Updated: May 31, 2024


This article was inspired by and co-written with LaRita Reid, Founder and President of Real Civility, LLC.



Congress shall make no law respecting an establishment of religion, or prohibiting the free exercise thereof, or abridging the freedom of speech, or of the press; or the right of the people peaceably to assemble, and to petition the Government for a redress of grievances.

                                                                        First Amendment of the United States Constitution



Americans enjoy one of the greatest rights a nation can guarantee its citizens – the freedom of and from religion. This article was written on Wednesday, 03 April 2024, and I wonder how safe individuals are in practicing their faith.


Over Easter Sunday and Easter Monday, the NYC Metro area experienced Easter Mass being disrupted at the magnificent St. Patrick’s Cathedral in Manhattan. Protestors took over the cathedral’s altar, shouting and holding up banners during the Mass. Fortunately, they were immediately removed. On Monday, in Teaneck, New Jersey, a quiet and idyllic suburb just outside NYC, a Jewish synagogue was contending with vitriolic protestors and counter-protestors, requiring considerable police presence.  


While these instances are growing and must be addressed, Americans must also understand that Black churches have been contending with much worse disruptions for three consecutive centuries.


The Black Faith Experience


Emmanuel African Methodist Episcopal (AME) Church




Emmanuel African Methodist Episcopal (AME) Church (Mother Emmanuel) was founded in 1817 and is located in Charleston, South Carolina. According to Wikipedia, “At that time, Blacks could only hold services during the daytime and were not allowed to learn how to read. In June 1822, Denmark Vesey, one of the church's founders, was implicated in an alleged slave revolt plot. Vesey and five organizers were rapidly convicted in a show trial and executed on 02 July after a secret trial.” Sadly, this would not be the last tragedy this storied church would face.


On Wednesday, 17 June 2015, Dylann Roof, a 21-year-old White supremacist, attended a Bible study class at Emmanuel AME Church with ten other participants. He participated in the discussion, and while others prayed at the end of the class, Dylann pulled out a Glock 41 and shot and killed nine of the attendees. Another was shot but survived. One of those killed was South Carolina State Senator (and senior pastor at Emmanuel AME) Clementa Pinckney. Roof was given a life sentence without parole and may eventually be executed.

## Data:
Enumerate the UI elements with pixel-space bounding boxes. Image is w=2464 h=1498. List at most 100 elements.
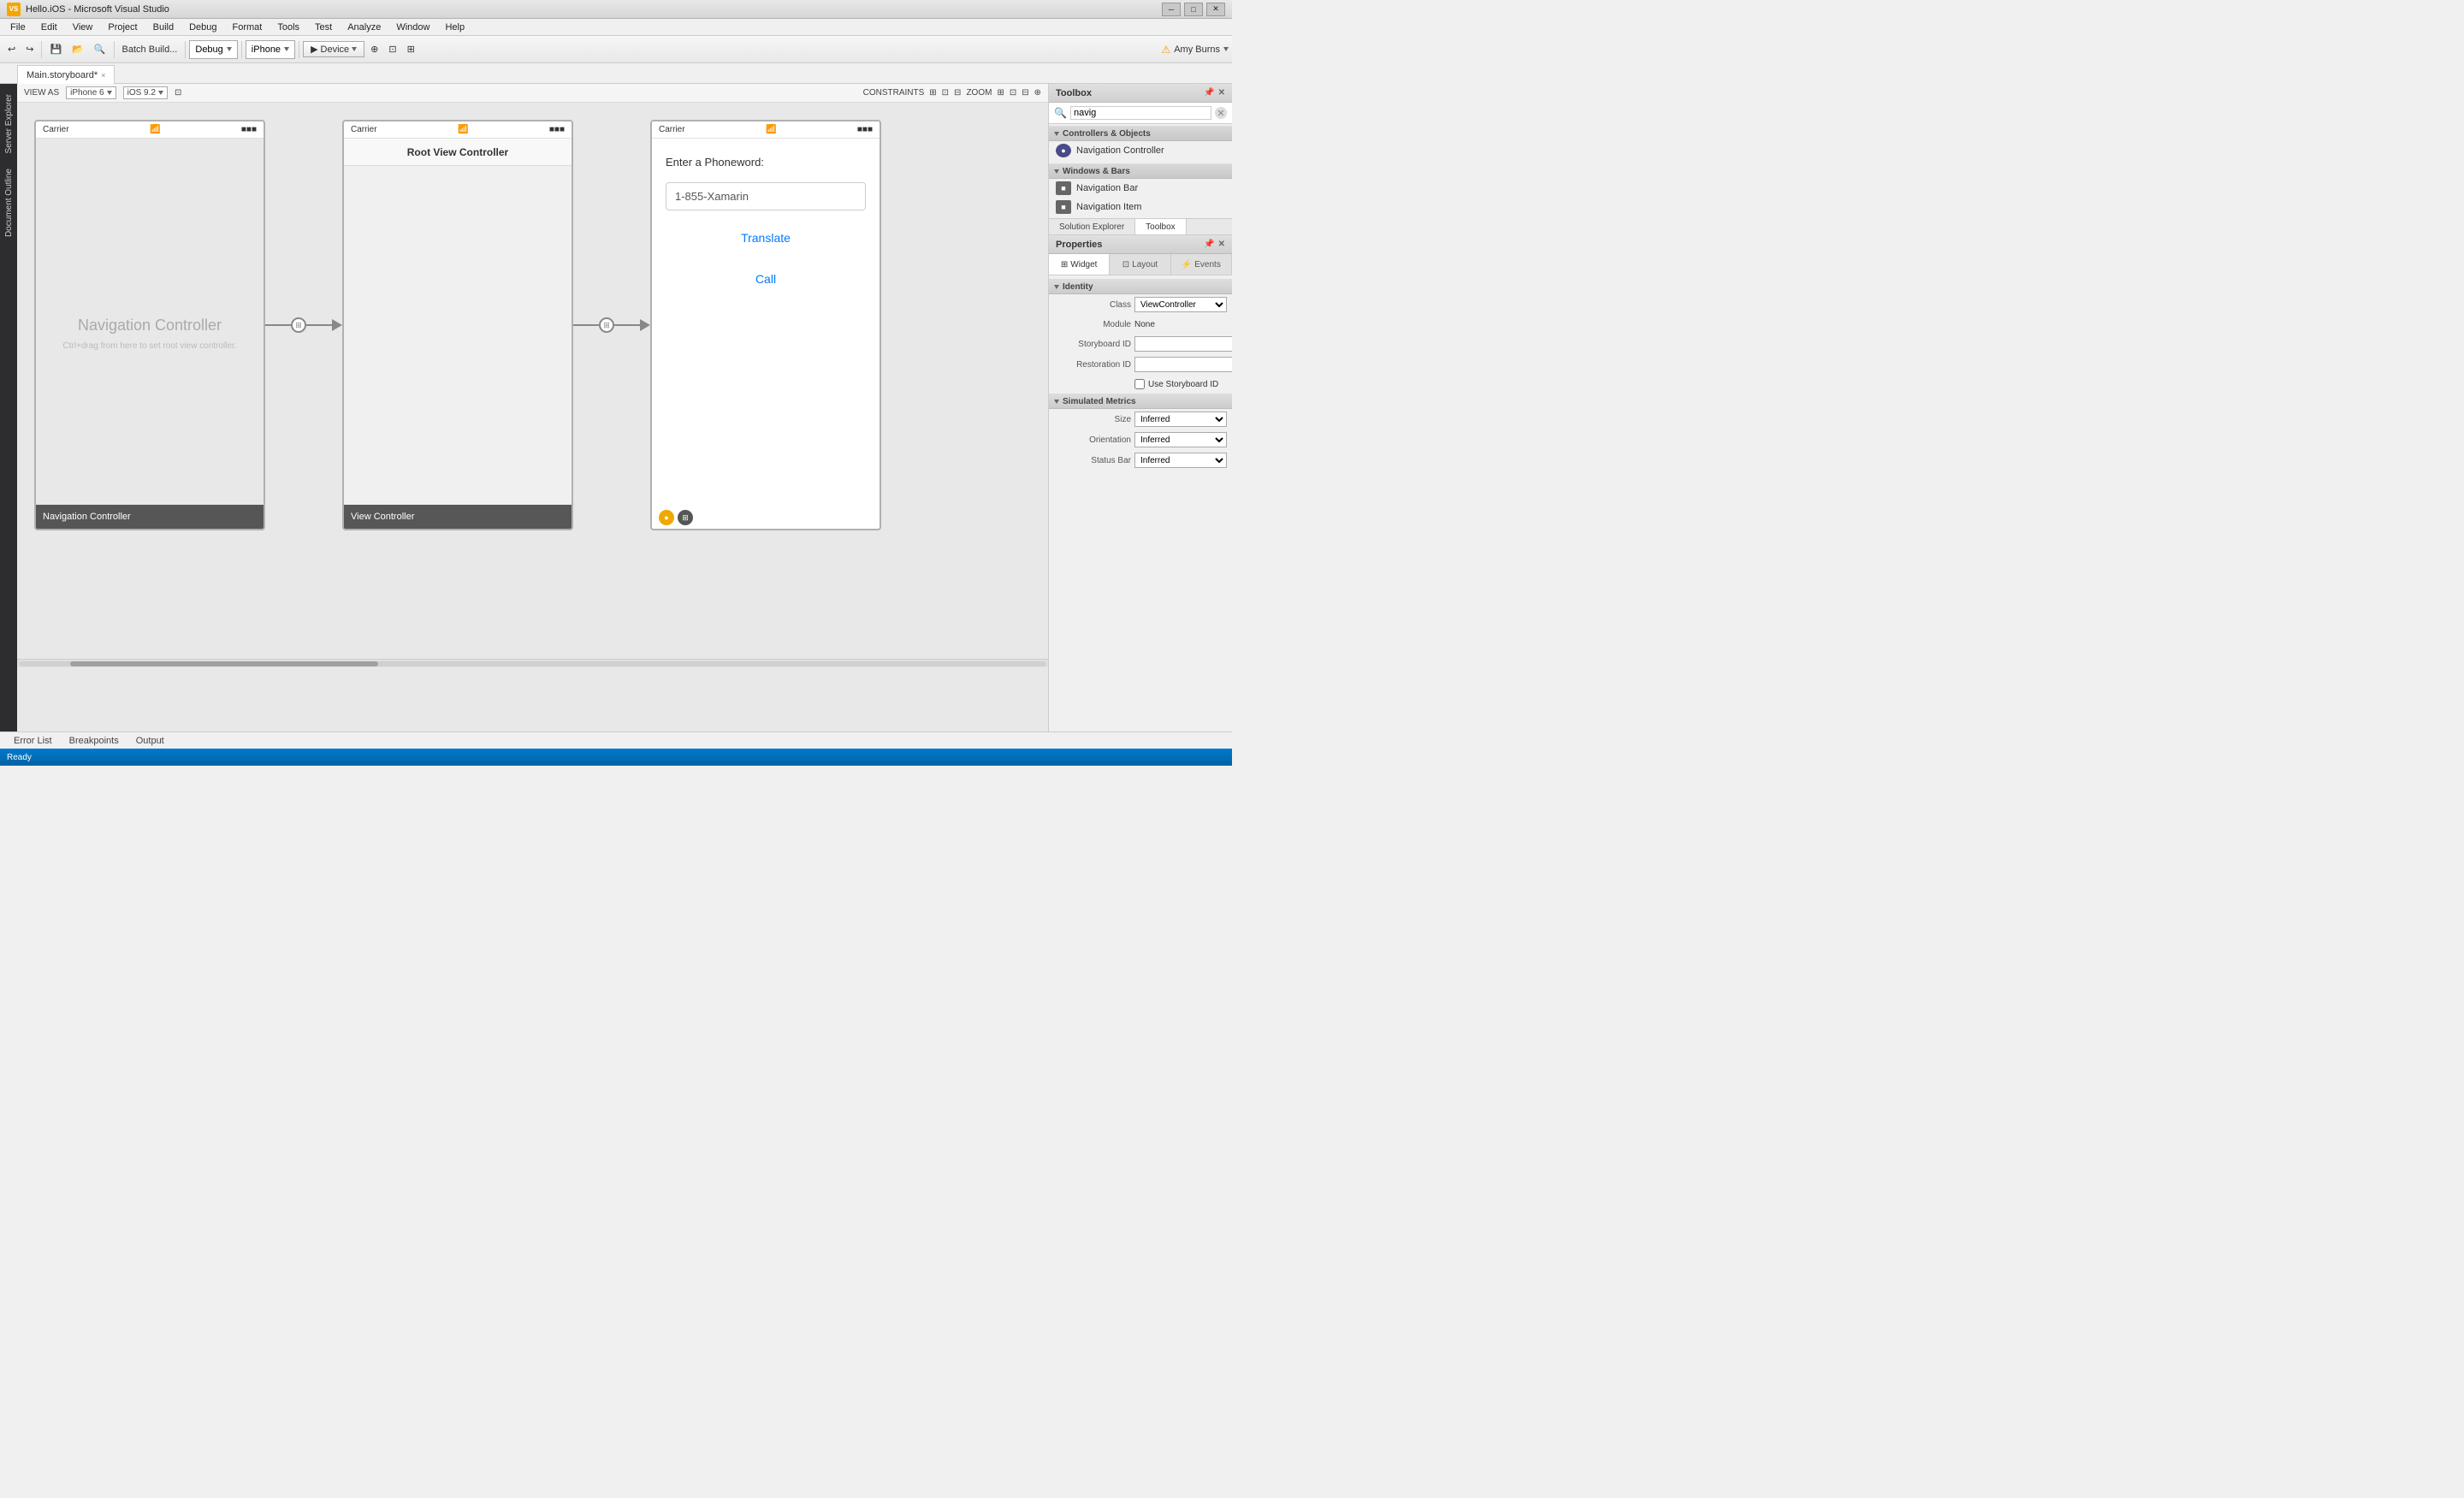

## Instructions for the task:
According to the article on religious freedom and Black churches, in what year was Emmanuel African Methodist Episcopal Church in Charleston founded?

## Complete output:
1817